§ Exercise
Print only the line with "Transcribe this image's" and the lines after it, ending with the last line of the material, each exactly as it stands.

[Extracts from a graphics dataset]
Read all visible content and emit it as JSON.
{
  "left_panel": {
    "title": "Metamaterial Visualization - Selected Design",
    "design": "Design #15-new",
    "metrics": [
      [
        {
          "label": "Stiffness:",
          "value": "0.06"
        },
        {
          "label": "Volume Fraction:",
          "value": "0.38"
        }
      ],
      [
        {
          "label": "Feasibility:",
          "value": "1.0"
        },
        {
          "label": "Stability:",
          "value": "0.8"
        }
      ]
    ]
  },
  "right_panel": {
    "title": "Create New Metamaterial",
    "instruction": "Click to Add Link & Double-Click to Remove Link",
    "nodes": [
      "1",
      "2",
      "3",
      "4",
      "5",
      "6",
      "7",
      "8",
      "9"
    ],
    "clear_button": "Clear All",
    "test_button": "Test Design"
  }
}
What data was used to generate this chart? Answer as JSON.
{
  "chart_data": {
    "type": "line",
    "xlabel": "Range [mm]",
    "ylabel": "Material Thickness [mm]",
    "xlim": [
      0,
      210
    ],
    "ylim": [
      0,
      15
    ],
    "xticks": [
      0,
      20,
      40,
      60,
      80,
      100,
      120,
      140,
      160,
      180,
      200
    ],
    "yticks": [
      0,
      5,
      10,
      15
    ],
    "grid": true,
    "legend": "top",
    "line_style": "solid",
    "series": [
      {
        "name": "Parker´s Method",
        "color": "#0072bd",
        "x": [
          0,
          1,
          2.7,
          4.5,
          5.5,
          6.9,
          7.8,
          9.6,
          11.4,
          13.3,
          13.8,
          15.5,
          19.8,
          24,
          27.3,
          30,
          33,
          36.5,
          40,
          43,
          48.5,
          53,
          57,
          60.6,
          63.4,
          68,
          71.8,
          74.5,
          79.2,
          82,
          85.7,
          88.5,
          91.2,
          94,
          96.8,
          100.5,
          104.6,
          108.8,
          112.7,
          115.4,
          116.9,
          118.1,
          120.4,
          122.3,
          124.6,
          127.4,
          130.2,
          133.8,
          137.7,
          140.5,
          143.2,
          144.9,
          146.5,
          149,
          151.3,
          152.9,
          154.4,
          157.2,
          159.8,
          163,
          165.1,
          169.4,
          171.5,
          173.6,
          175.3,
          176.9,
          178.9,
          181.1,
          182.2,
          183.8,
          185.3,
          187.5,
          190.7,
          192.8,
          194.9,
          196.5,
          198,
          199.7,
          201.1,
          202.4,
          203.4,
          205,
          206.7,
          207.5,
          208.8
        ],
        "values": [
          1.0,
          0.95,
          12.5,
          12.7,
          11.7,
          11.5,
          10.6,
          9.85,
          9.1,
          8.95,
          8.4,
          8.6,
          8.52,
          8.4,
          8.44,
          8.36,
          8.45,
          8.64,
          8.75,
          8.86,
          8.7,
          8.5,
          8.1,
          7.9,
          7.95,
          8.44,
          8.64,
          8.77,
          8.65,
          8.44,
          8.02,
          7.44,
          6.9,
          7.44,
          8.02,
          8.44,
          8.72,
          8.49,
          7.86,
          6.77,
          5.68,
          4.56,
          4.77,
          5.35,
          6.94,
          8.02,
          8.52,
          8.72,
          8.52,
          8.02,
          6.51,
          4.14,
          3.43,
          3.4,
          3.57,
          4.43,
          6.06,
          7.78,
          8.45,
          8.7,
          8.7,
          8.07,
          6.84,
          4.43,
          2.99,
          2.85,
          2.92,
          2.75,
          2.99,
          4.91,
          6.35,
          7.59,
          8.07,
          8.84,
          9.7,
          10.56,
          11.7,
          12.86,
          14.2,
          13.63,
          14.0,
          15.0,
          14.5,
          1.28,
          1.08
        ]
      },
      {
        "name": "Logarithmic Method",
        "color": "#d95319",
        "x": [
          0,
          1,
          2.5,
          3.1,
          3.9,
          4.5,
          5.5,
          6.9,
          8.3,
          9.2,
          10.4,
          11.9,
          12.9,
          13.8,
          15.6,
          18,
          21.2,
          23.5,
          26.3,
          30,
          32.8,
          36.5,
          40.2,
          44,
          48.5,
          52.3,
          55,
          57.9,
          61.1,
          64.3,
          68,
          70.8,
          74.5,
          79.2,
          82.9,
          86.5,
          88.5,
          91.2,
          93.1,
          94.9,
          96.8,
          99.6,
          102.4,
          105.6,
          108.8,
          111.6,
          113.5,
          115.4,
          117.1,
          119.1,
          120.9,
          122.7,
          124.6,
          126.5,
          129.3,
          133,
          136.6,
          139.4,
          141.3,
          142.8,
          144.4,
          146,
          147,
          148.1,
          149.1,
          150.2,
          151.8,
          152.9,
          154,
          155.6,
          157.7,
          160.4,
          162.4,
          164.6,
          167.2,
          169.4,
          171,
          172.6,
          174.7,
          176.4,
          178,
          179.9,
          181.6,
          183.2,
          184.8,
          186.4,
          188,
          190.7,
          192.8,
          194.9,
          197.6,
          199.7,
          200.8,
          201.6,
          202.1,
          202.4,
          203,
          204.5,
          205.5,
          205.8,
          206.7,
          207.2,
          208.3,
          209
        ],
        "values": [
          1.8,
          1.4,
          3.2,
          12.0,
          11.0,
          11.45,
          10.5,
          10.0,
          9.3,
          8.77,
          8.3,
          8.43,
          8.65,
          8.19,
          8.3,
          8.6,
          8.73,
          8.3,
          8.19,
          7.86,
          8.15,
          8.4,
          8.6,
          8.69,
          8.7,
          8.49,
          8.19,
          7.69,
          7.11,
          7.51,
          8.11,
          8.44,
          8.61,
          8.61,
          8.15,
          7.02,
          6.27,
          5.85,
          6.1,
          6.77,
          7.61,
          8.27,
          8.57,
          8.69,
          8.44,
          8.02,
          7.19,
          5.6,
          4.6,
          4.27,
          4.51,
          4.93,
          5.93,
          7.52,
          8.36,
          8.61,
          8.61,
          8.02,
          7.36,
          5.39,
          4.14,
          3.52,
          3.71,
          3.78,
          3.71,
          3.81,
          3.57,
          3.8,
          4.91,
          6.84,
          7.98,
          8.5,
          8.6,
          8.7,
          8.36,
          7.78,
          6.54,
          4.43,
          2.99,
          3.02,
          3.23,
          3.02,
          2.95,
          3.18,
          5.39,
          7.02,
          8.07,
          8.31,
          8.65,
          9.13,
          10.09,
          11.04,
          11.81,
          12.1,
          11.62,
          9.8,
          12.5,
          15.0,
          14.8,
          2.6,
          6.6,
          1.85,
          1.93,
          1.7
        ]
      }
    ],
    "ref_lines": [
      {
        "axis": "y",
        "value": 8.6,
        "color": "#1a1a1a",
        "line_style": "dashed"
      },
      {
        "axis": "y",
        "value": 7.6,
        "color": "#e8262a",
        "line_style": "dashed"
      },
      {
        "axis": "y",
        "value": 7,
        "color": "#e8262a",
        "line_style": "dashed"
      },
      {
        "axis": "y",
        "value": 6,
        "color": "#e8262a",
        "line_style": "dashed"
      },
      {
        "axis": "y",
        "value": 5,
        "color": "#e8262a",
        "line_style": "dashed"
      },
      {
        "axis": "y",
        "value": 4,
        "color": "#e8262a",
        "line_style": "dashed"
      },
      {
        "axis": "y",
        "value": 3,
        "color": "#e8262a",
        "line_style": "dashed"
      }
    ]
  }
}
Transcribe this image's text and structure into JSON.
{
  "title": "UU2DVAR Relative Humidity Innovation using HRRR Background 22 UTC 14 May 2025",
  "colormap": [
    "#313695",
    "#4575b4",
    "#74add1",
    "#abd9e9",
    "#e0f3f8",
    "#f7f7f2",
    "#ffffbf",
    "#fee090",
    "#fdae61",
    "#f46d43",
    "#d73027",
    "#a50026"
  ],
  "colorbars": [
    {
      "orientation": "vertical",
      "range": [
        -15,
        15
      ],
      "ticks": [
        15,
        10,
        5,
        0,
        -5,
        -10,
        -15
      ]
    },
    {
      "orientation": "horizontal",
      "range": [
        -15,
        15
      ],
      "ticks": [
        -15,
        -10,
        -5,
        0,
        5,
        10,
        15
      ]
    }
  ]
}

§ Finished answer
Transcribe this image's text and structure into JSON.
{
  "title": "UU2DVAR Relative Humidity Innovation using HRRR Background 22 UTC 14 May 2025",
  "colormap": [
    "#313695",
    "#4575b4",
    "#74add1",
    "#abd9e9",
    "#e0f3f8",
    "#f7f7f2",
    "#ffffbf",
    "#fee090",
    "#fdae61",
    "#f46d43",
    "#d73027",
    "#a50026"
  ],
  "colorbars": [
    {
      "orientation": "vertical",
      "range": [
        -15,
        15
      ],
      "ticks": [
        15,
        10,
        5,
        0,
        -5,
        -10,
        -15
      ]
    },
    {
      "orientation": "horizontal",
      "range": [
        -15,
        15
      ],
      "ticks": [
        -15,
        -10,
        -5,
        0,
        5,
        10,
        15
      ]
    }
  ]
}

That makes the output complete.